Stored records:
┄┄┄┄┄┄┄┄┄┄

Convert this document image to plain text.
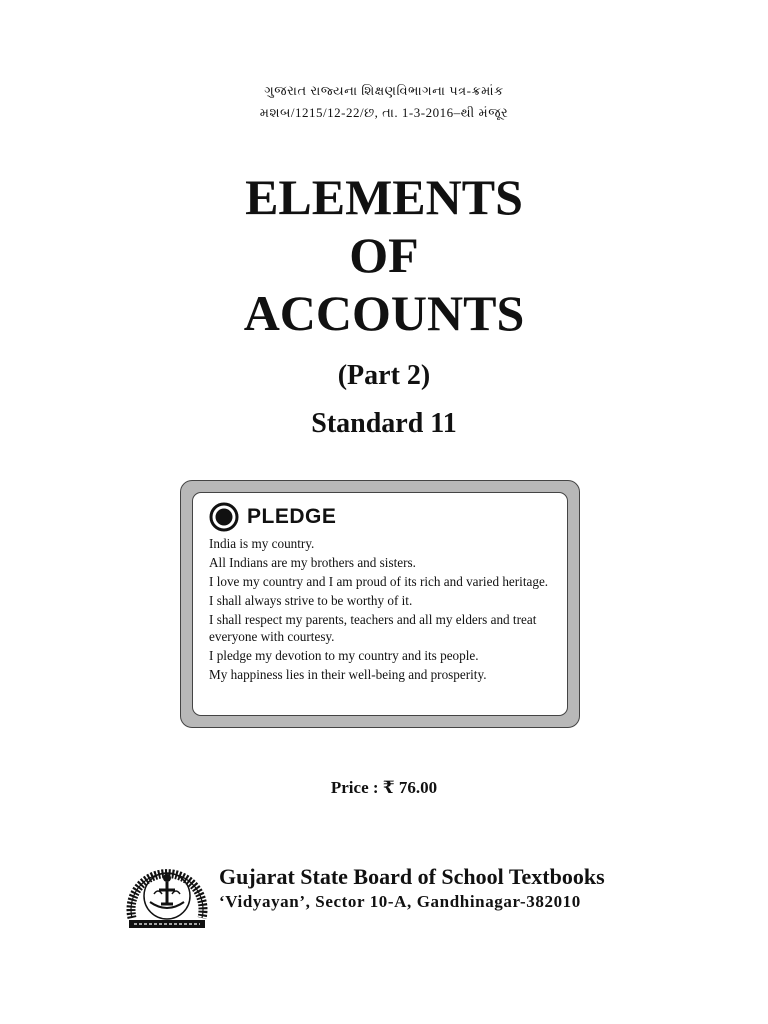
ગુજરાત રાજ્યના શિક્ષણવિભાગના પત્ર-ક્રમાંક
મશબ/1215/12-22/છ, તા. 1-3-2016–થી મંજૂર
ELEMENTS
OF
ACCOUNTS
(Part 2)
Standard 11
PLEDGE
India is my country.
All Indians are my brothers and sisters.
I love my country and I am proud of its rich and varied heritage.
I shall always strive to be worthy of it.
I shall respect my parents, teachers and all my elders and treat everyone with courtesy.
I pledge my devotion to my country and its people.
My happiness lies in their well-being and prosperity.
Price : ₹ 76.00
Gujarat State Board of School Textbooks
‘Vidyayan’, Sector 10-A, Gandhinagar-382010
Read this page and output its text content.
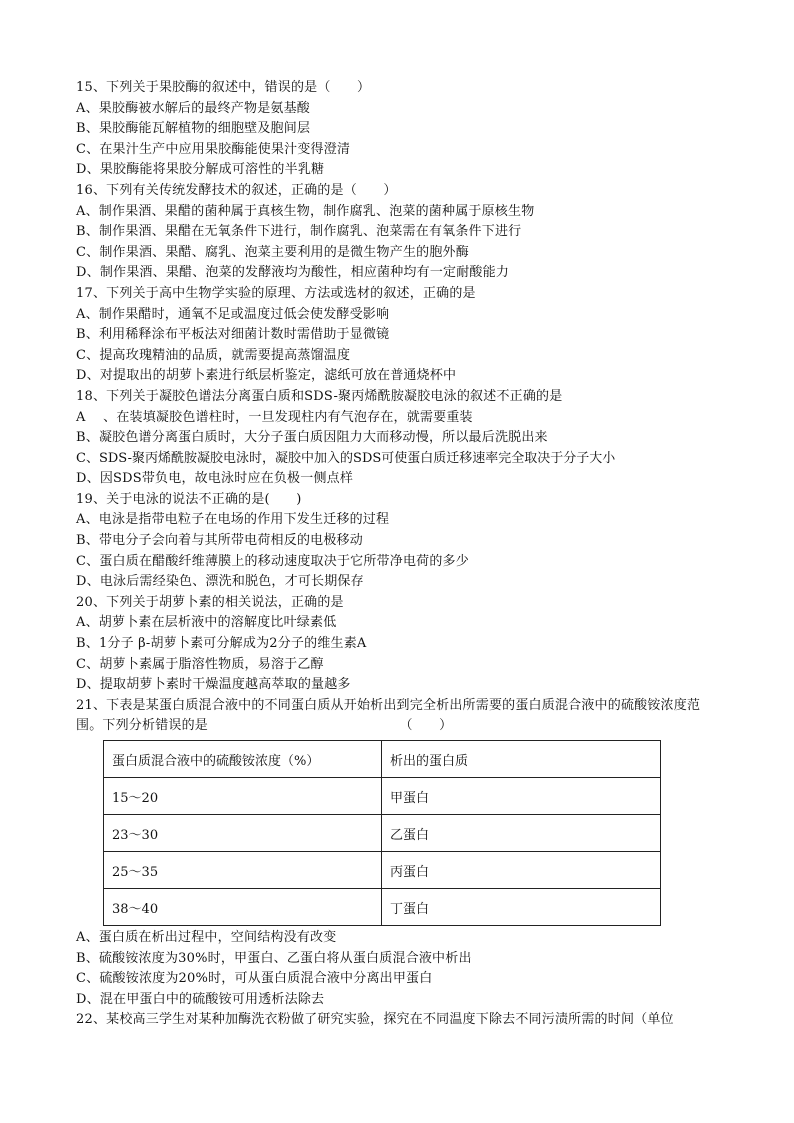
15、下列关于果胶酶的叙述中，错误的是（　　）
A、果胶酶被水解后的最终产物是氨基酸
B、果胶酶能瓦解植物的细胞壁及胞间层
C、在果汁生产中应用果胶酶能使果汁变得澄清
D、果胶酶能将果胶分解成可溶性的半乳糖
16、下列有关传统发酵技术的叙述，正确的是（　　）
A、制作果酒、果醋的菌种属于真核生物，制作腐乳、泡菜的菌种属于原核生物
B、制作果酒、果醋在无氧条件下进行，制作腐乳、泡菜需在有氧条件下进行
C、制作果酒、果醋、腐乳、泡菜主要利用的是微生物产生的胞外酶
D、制作果酒、果醋、泡菜的发酵液均为酸性，相应菌种均有一定耐酸能力
17、下列关于高中生物学实验的原理、方法或选材的叙述，正确的是
A、制作果醋时，通氧不足或温度过低会使发酵受影响
B、利用稀释涂布平板法对细菌计数时需借助于显微镜
C、提高玫瑰精油的品质，就需要提高蒸馏温度
D、对提取出的胡萝卜素进行纸层析鉴定，滤纸可放在普通烧杯中
18、下列关于凝胶色谱法分离蛋白质和SDS-聚丙烯酰胺凝胶电泳的叙述不正确的是
A　 、在装填凝胶色谱柱时，一旦发现柱内有气泡存在，就需要重装
B、凝胶色谱分离蛋白质时，大分子蛋白质因阻力大而移动慢，所以最后洗脱出来
C、SDS-聚丙烯酰胺凝胶电泳时，凝胶中加入的SDS可使蛋白质迁移速率完全取决于分子大小
D、因SDS带负电，故电泳时应在负极一侧点样
19、关于电泳的说法不正确的是(　　)
A、电泳是指带电粒子在电场的作用下发生迁移的过程
B、带电分子会向着与其所带电荷相反的电极移动
C、蛋白质在醋酸纤维薄膜上的移动速度取决于它所带净电荷的多少
D、电泳后需经染色、漂洗和脱色，才可长期保存
20、下列关于胡萝卜素的相关说法，正确的是
A、胡萝卜素在层析液中的溶解度比叶绿素低
B、1分子 β-胡萝卜素可分解成为2分子的维生素A
C、胡萝卜素属于脂溶性物质，易溶于乙醇
D、提取胡萝卜素时干燥温度越高萃取的量越多
21、下表是某蛋白质混合液中的不同蛋白质从开始析出到完全析出所需要的蛋白质混合液中的硫酸铵浓度范围。下列分析错误的是　　　　　　　　　　　　　　　（　　）
蛋白质混合液中的硫酸铵浓度（%）	析出的蛋白质
15～20	甲蛋白
23～30	乙蛋白
25～35	丙蛋白
38～40	丁蛋白
A、蛋白质在析出过程中，空间结构没有改变
B、硫酸铵浓度为30%时，甲蛋白、乙蛋白将从蛋白质混合液中析出
C、硫酸铵浓度为20%时，可从蛋白质混合液中分离出甲蛋白
D、混在甲蛋白中的硫酸铵可用透析法除去
22、某校高三学生对某种加酶洗衣粉做了研究实验，探究在不同温度下除去不同污渍所需的时间（单位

┄┄┄┄┄┄┄┄┄┄

Count the lines of the data that include the string "country", and give only that number.

3